Your instructions.
Write the data out again in full, with no departure from the original.
# START OF Material supplied
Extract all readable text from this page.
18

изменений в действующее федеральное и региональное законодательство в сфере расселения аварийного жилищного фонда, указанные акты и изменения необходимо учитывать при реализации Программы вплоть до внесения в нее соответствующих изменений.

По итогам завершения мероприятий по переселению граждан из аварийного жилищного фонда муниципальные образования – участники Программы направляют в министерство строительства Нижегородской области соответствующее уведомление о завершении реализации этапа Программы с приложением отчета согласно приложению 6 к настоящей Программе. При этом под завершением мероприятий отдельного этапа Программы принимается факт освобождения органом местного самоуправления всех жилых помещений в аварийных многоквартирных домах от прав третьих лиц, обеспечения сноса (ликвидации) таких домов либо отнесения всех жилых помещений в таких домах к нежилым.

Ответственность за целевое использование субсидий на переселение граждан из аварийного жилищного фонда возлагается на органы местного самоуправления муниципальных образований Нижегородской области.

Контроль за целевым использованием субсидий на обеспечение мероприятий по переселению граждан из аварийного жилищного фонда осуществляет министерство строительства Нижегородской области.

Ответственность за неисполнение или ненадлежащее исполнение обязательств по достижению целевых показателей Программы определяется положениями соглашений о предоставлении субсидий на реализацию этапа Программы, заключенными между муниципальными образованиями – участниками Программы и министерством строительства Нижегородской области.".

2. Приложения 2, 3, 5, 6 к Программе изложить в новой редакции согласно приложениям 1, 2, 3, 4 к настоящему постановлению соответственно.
# END OF Material supplied
Exercise result.
Extract all readable text from this page.
18

изменений в действующее федеральное и региональное законодательство в сфере расселения аварийного жилищного фонда, указанные акты и изменения необходимо учитывать при реализации Программы вплоть до внесения в нее соответствующих изменений.

По итогам завершения мероприятий по переселению граждан из аварийного жилищного фонда муниципальные образования – участники Программы направляют в министерство строительства Нижегородской области соответствующее уведомление о завершении реализации этапа Программы с приложением отчета согласно приложению 6 к настоящей Программе. При этом под завершением мероприятий отдельного этапа Программы принимается факт освобождения органом местного самоуправления всех жилых помещений в аварийных многоквартирных домах от прав третьих лиц, обеспечения сноса (ликвидации) таких домов либо отнесения всех жилых помещений в таких домах к нежилым.

Ответственность за целевое использование субсидий на переселение граждан из аварийного жилищного фонда возлагается на органы местного самоуправления муниципальных образований Нижегородской области.

Контроль за целевым использованием субсидий на обеспечение мероприятий по переселению граждан из аварийного жилищного фонда осуществляет министерство строительства Нижегородской области.

Ответственность за неисполнение или ненадлежащее исполнение обязательств по достижению целевых показателей Программы определяется положениями соглашений о предоставлении субсидий на реализацию этапа Программы, заключенными между муниципальными образованиями – участниками Программы и министерством строительства Нижегородской области.".

2. Приложения 2, 3, 5, 6 к Программе изложить в новой редакции согласно приложениям 1, 2, 3, 4 к настоящему постановлению соответственно.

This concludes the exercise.